### [Given request]
Go through the entries below and collect each line with the string "Köyünde" in it.

Records excerpted from a collection
>> begin

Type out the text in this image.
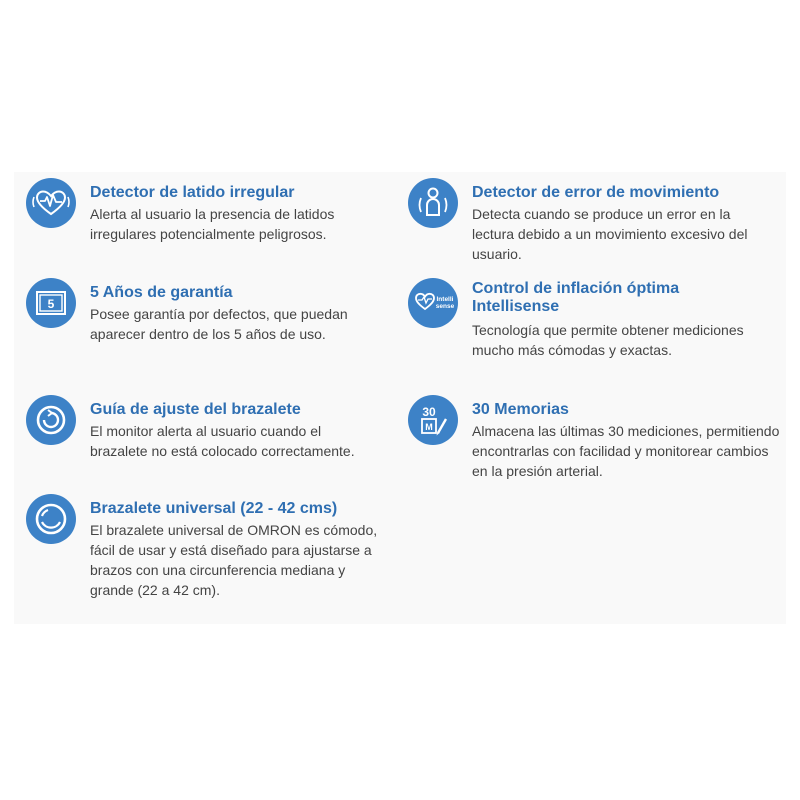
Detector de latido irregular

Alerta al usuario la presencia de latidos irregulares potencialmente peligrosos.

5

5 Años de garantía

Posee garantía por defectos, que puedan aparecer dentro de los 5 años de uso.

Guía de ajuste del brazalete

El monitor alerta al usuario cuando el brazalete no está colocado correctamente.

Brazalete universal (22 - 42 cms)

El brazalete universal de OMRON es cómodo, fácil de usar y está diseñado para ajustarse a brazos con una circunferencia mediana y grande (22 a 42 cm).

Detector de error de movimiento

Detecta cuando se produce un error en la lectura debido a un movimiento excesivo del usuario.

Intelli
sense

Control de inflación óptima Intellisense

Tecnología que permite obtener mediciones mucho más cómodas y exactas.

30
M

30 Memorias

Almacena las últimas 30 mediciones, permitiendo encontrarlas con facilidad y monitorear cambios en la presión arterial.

>> end
>> begin

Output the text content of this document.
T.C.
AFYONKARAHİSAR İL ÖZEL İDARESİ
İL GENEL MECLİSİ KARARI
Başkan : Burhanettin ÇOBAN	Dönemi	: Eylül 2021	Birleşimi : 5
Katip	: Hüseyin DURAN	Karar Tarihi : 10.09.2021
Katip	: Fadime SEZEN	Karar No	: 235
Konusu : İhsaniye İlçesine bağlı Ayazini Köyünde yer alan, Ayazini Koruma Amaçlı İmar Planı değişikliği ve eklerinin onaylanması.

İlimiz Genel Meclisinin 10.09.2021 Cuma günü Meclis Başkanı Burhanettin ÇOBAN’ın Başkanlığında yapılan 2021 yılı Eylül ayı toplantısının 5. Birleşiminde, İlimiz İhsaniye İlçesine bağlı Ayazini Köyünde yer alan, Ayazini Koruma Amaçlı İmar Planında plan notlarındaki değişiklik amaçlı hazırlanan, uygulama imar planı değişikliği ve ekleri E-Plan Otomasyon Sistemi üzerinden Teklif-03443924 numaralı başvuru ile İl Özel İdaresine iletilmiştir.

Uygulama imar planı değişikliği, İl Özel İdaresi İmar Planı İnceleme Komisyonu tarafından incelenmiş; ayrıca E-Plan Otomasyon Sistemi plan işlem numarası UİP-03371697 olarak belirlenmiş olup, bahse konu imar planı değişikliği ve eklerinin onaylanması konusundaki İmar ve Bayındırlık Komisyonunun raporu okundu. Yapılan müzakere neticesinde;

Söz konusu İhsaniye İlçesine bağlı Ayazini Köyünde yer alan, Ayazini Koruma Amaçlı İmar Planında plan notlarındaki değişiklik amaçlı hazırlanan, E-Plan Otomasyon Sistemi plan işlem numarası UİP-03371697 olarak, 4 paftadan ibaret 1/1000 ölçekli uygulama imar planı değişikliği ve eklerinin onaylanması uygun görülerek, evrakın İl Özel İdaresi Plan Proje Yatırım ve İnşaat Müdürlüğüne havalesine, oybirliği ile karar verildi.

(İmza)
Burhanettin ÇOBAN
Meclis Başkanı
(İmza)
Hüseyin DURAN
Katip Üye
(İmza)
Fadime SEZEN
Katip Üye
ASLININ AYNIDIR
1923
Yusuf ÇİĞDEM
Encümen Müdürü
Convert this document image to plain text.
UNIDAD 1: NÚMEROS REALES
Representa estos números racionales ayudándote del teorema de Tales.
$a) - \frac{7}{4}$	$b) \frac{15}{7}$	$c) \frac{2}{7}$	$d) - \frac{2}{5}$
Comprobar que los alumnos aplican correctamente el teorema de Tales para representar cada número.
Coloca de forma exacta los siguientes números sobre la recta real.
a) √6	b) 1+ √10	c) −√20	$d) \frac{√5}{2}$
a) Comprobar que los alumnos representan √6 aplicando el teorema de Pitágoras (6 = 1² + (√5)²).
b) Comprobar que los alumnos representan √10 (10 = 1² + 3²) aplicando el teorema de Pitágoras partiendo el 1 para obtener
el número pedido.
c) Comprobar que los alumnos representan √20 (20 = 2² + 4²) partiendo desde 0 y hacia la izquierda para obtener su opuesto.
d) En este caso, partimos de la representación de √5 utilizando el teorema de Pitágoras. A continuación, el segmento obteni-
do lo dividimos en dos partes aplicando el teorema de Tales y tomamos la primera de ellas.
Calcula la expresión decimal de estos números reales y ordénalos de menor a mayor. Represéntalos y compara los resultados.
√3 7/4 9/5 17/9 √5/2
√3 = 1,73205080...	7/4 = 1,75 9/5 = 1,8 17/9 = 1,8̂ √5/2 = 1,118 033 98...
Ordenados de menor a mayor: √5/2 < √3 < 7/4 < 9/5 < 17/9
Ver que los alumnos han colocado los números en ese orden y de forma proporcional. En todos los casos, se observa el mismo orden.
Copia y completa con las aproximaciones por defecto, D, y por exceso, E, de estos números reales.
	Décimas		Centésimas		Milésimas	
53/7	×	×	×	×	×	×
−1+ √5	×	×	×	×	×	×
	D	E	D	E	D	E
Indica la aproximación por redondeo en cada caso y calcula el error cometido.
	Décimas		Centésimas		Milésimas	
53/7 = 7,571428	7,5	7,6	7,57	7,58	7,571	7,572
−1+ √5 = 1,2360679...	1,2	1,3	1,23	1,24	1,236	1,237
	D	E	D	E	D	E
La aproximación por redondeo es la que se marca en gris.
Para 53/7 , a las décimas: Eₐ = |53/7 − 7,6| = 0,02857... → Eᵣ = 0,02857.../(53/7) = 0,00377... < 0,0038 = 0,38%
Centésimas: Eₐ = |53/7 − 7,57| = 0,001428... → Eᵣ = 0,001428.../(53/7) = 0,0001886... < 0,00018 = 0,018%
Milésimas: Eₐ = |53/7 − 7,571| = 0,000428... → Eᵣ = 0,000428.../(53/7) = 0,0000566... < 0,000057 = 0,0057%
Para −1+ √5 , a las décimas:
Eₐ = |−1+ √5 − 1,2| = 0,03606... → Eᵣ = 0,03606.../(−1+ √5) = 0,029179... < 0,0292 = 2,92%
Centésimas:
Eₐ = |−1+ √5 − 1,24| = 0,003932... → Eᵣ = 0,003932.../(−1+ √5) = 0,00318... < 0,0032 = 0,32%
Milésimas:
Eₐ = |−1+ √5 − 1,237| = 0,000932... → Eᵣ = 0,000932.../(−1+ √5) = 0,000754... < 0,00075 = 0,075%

>> end

### [Output below]
Konusu : İhsaniye İlçesine bağlı Ayazini Köyünde yer alan, Ayazini Koruma Amaçlı İmar Planı değişikliği ve eklerinin onaylanması.
İlimiz Genel Meclisinin 10.09.2021 Cuma günü Meclis Başkanı Burhanettin ÇOBAN’ın Başkanlığında yapılan 2021 yılı Eylül ayı toplantısının 5. Birleşiminde, İlimiz İhsaniye İlçesine bağlı Ayazini Köyünde yer alan, Ayazini Koruma Amaçlı İmar Planında plan notlarındaki değişiklik amaçlı hazırlanan, uygulama imar planı değişikliği ve ekleri E-Plan Otomasyon Sistemi üzerinden Teklif-03443924 numaralı başvuru ile İl Özel İdaresine iletilmiştir.
Söz konusu İhsaniye İlçesine bağlı Ayazini Köyünde yer alan, Ayazini Koruma Amaçlı İmar Planında plan notlarındaki değişiklik amaçlı hazırlanan, E-Plan Otomasyon Sistemi plan işlem numarası UİP-03371697 olarak, 4 paftadan ibaret 1/1000 ölçekli uygulama imar planı değişikliği ve eklerinin onaylanması uygun görülerek, evrakın İl Özel İdaresi Plan Proje Yatırım ve İnşaat Müdürlüğüne havalesine, oybirliği ile karar verildi.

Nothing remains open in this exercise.